> [Your goal]: Extract the lines that carry the string "fournisseurs" from the listing.

> [Excerpted records]:
================================

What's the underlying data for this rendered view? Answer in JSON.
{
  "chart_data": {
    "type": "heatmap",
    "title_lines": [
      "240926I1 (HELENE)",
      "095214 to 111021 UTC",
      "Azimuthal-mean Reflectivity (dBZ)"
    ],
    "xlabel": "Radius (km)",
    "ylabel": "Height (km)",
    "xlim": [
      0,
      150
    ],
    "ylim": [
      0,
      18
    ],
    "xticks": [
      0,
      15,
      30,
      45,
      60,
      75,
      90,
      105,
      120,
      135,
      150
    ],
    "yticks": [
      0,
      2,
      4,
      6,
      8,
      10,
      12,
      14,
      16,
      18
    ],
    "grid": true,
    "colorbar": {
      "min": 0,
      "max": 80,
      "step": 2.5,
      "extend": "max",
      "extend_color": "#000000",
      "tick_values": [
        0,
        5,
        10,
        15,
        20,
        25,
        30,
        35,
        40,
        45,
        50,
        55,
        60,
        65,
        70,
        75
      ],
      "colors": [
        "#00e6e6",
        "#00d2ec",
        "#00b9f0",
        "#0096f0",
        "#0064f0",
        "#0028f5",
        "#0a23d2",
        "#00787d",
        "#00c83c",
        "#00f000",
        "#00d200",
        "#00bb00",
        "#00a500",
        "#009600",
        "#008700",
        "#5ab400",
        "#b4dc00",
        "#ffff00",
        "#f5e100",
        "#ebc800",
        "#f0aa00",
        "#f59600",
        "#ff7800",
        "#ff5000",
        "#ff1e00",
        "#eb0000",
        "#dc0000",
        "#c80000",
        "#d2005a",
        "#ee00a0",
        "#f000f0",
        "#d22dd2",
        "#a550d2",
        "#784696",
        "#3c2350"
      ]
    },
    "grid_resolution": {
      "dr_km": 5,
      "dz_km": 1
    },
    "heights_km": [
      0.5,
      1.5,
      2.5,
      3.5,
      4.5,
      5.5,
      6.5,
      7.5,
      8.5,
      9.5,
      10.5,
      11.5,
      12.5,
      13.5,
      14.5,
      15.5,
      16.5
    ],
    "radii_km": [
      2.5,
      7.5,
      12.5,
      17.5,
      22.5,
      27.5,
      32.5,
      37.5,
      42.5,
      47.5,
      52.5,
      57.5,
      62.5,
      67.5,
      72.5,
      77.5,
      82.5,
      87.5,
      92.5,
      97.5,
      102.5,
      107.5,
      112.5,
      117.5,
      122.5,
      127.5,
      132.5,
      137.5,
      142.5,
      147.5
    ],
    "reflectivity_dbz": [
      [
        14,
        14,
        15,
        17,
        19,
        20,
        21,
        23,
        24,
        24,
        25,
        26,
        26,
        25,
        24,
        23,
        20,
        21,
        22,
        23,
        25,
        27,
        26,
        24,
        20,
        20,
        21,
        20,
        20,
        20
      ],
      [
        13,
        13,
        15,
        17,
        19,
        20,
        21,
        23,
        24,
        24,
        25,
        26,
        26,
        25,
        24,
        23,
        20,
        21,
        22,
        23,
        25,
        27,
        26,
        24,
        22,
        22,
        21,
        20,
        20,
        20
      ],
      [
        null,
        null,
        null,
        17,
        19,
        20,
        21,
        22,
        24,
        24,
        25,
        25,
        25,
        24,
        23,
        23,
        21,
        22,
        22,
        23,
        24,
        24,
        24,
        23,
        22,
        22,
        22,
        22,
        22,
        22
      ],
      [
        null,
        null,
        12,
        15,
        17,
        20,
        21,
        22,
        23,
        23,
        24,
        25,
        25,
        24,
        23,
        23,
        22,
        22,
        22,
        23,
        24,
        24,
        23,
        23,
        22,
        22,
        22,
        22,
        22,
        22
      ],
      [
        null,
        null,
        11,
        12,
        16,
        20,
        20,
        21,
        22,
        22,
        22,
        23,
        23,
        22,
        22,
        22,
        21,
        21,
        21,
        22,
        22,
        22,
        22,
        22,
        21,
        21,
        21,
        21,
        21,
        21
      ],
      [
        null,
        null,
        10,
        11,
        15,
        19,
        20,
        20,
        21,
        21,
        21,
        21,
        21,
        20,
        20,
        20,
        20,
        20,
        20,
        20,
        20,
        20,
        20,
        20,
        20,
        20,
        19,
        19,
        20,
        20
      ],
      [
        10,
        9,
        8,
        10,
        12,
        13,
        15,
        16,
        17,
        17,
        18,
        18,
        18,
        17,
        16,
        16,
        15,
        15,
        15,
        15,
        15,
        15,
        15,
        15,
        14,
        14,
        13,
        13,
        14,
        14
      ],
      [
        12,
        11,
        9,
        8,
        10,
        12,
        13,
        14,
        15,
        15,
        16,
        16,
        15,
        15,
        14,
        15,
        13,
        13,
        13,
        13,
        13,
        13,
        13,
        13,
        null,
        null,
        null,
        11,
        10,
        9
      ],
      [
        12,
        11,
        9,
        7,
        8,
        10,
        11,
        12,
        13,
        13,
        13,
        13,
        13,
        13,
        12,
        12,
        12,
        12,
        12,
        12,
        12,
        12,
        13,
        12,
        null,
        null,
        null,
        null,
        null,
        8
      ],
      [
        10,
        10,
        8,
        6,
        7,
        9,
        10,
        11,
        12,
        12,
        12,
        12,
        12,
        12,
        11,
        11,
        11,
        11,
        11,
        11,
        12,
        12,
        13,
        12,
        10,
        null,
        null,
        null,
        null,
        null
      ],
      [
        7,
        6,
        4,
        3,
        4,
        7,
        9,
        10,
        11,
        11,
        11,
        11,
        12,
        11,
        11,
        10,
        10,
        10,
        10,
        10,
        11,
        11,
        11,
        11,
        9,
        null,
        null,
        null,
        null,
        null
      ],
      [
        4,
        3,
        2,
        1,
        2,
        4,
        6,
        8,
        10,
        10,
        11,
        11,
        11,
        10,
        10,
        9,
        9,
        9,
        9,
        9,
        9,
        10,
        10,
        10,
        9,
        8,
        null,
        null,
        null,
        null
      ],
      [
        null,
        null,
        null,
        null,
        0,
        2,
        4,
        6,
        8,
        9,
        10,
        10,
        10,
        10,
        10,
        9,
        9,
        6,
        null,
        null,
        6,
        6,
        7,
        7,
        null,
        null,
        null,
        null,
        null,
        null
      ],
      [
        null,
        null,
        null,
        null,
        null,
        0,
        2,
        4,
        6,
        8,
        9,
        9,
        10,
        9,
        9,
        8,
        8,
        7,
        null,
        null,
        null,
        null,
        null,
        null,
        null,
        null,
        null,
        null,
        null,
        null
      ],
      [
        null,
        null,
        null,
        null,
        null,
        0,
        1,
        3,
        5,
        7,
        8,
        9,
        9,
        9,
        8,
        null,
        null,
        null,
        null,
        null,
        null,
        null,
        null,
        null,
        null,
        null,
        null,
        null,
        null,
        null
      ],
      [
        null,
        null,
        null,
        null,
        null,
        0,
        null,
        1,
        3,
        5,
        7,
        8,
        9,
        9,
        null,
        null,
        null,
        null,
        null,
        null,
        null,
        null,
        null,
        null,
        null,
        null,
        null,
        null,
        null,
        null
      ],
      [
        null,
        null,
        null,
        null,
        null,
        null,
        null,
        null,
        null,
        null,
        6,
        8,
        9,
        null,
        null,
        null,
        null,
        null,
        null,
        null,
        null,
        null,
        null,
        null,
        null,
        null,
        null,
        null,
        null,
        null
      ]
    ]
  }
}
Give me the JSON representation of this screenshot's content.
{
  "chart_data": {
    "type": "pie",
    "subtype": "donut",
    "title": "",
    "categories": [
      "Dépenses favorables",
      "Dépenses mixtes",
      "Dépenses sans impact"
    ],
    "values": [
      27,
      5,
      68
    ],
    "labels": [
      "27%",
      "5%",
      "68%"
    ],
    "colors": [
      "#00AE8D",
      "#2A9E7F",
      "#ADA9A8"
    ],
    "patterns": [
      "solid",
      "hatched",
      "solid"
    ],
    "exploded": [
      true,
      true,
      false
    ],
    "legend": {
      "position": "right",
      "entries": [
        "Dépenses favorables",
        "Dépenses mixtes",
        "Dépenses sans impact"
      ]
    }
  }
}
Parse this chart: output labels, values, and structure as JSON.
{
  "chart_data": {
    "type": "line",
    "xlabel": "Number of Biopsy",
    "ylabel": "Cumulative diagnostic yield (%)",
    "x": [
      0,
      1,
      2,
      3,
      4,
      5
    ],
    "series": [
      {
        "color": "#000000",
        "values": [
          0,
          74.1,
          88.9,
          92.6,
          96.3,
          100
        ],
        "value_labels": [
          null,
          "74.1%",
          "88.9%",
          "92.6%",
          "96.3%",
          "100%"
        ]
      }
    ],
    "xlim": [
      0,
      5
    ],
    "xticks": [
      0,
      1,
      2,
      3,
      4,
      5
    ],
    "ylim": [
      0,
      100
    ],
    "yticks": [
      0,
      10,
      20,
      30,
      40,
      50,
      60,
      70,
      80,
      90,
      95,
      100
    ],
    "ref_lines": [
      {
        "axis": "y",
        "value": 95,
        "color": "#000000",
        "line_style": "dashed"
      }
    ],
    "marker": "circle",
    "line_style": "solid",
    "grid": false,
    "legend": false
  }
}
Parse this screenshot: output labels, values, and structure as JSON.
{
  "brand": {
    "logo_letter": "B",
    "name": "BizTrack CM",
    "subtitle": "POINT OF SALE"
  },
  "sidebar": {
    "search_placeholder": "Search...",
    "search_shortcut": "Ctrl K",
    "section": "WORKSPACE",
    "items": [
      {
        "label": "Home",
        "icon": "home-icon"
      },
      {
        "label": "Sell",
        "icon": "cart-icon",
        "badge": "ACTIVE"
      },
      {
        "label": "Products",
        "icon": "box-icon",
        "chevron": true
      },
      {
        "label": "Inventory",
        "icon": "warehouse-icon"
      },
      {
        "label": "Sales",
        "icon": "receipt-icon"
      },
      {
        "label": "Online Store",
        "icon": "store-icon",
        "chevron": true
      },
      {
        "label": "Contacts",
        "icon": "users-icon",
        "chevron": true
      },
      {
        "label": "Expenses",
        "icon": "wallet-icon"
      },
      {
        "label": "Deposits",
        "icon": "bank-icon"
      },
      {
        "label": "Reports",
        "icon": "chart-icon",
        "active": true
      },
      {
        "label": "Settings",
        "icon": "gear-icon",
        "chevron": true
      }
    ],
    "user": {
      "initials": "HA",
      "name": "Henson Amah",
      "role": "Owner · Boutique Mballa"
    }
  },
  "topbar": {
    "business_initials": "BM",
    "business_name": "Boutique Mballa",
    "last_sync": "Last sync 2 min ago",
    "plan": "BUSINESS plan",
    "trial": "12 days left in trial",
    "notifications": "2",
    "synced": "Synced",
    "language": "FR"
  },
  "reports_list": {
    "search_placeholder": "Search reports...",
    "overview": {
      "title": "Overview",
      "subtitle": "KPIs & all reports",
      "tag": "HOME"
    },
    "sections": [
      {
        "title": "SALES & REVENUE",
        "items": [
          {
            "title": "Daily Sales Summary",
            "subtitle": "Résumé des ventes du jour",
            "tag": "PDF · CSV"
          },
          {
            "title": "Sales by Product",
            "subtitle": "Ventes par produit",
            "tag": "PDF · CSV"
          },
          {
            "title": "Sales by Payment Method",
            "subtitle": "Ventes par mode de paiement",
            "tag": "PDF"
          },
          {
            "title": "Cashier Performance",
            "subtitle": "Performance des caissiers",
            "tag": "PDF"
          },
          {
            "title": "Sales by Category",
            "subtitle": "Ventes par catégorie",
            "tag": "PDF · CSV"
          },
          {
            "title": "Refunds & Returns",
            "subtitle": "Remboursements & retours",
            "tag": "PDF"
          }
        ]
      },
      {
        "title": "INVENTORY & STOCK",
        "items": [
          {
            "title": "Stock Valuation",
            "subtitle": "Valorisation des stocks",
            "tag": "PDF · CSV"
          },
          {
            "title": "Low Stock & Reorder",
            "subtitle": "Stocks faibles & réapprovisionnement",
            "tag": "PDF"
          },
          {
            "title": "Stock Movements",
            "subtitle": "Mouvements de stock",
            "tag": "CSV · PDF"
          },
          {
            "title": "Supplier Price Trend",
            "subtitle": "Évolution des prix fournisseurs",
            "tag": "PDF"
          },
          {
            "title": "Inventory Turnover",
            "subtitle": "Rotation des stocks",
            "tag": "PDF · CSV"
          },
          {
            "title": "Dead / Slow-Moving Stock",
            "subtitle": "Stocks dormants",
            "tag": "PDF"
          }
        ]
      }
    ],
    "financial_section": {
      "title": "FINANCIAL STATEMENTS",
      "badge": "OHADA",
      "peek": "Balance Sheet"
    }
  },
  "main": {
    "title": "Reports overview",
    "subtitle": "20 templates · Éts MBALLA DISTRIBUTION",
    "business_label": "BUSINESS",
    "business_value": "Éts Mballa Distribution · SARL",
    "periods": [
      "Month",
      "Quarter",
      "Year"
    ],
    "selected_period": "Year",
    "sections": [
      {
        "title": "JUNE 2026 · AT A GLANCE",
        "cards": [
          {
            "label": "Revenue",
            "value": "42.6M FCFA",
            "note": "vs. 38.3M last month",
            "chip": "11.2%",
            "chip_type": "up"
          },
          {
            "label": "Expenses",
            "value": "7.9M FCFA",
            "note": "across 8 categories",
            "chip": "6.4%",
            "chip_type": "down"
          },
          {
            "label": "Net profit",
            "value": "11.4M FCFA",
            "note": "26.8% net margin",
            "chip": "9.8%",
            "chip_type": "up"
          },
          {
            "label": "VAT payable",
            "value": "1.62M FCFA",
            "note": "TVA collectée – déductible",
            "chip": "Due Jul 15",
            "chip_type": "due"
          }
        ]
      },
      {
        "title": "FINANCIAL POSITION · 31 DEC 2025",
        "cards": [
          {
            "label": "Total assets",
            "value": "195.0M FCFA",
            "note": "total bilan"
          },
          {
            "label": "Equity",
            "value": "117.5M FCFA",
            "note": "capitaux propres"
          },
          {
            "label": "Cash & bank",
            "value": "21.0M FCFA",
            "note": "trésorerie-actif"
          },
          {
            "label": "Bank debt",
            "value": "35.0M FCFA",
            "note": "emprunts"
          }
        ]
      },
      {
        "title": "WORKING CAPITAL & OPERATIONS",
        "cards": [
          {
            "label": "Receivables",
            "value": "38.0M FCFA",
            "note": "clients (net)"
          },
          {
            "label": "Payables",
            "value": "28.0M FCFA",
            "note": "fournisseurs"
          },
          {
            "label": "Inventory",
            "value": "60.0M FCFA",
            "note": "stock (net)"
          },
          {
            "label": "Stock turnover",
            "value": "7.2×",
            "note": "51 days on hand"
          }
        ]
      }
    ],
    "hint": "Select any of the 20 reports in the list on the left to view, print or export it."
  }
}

================================

> [Final answer]:
            "subtitle": "Évolution des prix fournisseurs",
            "note": "fournisseurs"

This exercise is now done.